[Document excerpt]

#####

Confused Personalities
Politics has been confounded this week by the spirits of "artificial personality".
The Lord Chancellor claimed that complex fraud cases had become too difficult for lay juries to handle. The truth is that
the interpolation of artificial personality, (i.e. abstract impersonal
companies or corporations) into the business process, makes it exceedingly
difficult to apportion conventional blame and
"responsibility". Artificial personality dissolves moral
responsibility, and seems to absolve managers from their personal moral
obligations.
That
is the reason why big company and City fraud cases are difficult to
prosecute - not because the Jurors are stupid, but because the
reasoning of wrong-doing has become too arcane, too artificial, too
tortuous.

#####

[Extracted data]
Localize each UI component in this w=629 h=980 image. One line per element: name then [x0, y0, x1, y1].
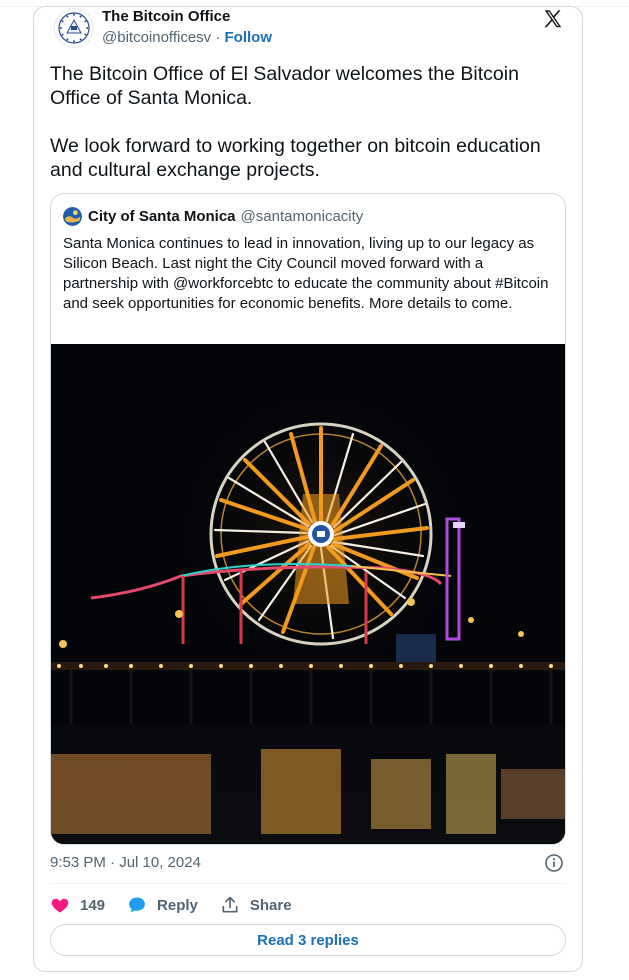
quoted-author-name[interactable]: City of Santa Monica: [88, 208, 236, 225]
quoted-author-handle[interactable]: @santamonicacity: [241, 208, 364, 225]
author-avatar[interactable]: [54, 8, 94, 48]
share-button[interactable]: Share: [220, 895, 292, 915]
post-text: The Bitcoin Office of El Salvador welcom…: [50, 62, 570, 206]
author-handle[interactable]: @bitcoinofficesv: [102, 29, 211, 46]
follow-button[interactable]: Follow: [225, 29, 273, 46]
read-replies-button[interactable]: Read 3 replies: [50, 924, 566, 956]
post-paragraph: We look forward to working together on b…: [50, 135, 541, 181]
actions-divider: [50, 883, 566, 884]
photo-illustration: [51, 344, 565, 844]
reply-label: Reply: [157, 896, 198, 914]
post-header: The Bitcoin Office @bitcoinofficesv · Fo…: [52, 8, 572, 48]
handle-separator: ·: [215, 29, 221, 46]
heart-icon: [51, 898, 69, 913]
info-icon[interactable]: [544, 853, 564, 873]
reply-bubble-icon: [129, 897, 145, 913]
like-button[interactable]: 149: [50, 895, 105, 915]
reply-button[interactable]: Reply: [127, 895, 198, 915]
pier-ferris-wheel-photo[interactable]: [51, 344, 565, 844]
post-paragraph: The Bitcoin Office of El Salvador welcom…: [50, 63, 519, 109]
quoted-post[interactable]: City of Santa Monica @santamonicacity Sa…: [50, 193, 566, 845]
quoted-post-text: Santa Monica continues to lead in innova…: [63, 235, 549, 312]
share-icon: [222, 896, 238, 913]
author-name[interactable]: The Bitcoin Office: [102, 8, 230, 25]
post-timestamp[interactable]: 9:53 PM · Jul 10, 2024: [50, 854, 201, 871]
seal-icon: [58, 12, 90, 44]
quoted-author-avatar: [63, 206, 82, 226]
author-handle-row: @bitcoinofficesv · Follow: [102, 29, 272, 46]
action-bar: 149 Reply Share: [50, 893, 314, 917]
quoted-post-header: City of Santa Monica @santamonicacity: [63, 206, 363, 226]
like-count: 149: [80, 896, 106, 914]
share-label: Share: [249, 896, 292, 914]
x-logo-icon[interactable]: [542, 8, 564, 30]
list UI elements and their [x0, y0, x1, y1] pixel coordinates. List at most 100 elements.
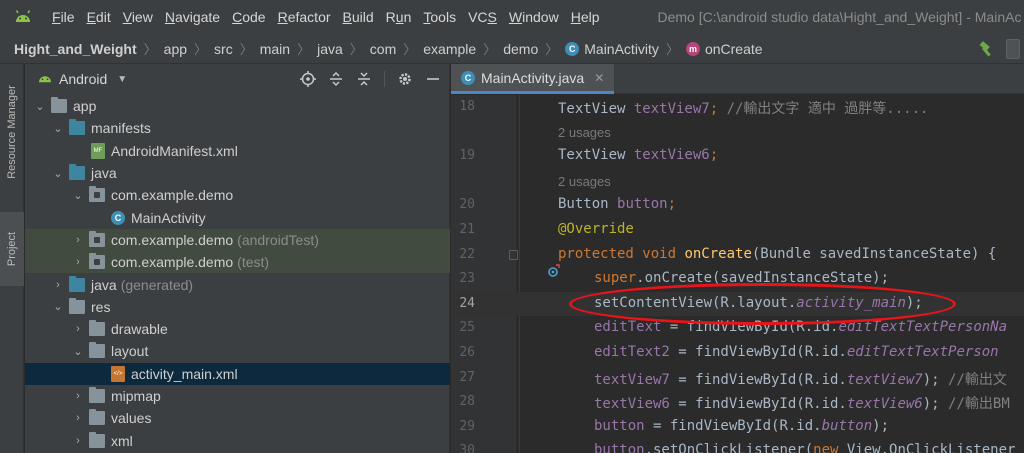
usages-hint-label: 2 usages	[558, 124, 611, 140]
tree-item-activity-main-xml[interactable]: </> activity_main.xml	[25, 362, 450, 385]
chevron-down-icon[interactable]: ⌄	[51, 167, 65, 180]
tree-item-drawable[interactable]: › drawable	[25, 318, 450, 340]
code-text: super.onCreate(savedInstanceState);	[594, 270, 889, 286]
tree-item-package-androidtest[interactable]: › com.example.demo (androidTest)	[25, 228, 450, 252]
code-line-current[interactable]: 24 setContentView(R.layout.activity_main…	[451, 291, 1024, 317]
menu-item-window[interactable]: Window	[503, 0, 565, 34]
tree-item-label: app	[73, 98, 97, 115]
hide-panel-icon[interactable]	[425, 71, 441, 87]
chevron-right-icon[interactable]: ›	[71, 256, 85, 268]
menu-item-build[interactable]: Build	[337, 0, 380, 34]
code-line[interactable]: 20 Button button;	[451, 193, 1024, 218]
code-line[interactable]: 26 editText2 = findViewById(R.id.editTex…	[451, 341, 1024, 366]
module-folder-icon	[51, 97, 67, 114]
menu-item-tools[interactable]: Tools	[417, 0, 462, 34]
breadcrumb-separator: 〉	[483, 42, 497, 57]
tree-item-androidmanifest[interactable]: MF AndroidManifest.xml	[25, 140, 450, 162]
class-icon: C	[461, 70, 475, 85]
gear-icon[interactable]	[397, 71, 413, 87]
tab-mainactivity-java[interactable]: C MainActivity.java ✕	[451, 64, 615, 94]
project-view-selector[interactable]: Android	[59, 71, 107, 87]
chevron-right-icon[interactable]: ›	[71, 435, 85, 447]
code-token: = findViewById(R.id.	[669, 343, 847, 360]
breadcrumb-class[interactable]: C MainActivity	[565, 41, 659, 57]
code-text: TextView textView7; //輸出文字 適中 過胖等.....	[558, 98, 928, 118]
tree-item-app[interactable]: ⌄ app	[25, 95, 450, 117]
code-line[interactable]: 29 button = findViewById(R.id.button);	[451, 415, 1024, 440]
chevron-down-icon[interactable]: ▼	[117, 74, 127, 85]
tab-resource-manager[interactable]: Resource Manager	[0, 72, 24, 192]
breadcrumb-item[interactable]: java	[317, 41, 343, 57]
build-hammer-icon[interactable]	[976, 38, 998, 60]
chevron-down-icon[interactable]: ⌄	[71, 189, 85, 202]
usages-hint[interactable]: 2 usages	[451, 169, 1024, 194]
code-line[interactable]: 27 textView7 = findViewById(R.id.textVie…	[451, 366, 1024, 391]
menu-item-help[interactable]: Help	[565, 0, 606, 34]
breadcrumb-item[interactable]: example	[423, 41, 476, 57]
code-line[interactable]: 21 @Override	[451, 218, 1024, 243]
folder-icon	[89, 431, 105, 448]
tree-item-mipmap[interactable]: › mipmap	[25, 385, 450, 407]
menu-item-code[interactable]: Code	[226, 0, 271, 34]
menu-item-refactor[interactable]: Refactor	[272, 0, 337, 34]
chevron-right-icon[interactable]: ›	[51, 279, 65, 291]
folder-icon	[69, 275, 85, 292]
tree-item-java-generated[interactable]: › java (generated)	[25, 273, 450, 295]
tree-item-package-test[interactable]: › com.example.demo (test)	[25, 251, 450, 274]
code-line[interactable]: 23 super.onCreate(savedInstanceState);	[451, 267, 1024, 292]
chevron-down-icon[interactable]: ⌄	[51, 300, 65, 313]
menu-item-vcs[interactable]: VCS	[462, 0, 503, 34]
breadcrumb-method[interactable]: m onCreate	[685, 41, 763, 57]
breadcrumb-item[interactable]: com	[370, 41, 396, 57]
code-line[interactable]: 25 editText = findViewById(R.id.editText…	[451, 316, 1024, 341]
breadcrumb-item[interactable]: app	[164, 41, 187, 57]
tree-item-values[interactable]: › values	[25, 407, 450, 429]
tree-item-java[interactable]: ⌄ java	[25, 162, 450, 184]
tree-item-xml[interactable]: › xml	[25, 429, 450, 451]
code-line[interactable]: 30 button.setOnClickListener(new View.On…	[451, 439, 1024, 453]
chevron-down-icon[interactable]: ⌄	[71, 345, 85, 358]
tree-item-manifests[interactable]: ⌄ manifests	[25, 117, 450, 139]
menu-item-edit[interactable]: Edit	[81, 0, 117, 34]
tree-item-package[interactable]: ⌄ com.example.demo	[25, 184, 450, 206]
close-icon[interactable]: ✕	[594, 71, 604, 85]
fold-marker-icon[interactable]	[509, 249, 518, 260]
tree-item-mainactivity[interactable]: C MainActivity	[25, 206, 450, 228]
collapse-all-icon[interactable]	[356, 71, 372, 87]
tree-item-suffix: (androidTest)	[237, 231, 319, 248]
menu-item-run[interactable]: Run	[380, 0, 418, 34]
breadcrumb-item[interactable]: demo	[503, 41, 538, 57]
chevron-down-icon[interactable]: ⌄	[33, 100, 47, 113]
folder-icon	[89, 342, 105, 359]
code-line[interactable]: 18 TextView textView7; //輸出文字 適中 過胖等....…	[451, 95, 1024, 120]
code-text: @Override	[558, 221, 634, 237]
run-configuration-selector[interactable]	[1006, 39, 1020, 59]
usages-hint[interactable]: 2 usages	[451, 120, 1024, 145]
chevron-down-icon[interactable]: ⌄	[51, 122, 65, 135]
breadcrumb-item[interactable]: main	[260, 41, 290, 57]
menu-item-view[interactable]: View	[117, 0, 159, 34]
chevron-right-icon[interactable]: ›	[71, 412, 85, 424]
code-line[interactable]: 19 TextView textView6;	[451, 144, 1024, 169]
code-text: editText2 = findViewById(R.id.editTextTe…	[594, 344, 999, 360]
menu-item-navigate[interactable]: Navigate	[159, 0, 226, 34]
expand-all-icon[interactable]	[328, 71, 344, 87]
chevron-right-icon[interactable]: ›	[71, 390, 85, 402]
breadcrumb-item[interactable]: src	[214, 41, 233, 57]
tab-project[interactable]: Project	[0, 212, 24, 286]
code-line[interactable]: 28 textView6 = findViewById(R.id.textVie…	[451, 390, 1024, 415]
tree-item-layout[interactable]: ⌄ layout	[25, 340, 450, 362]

#####

[The problem] Output the passage on artificial personality exactly, starting at "The Lord Chancellor" and ending at "obligations.". The listing is separate material.

[Expected answer]
The Lord Chancellor claimed that complex fraud cases had become too difficult for lay juries to handle. The truth is that
the interpolation of artificial personality, (i.e. abstract impersonal
companies or corporations) into the business process, makes it exceedingly
difficult to apportion conventional blame and
"responsibility". Artificial personality dissolves moral
responsibility, and seems to absolve managers from their personal moral
obligations.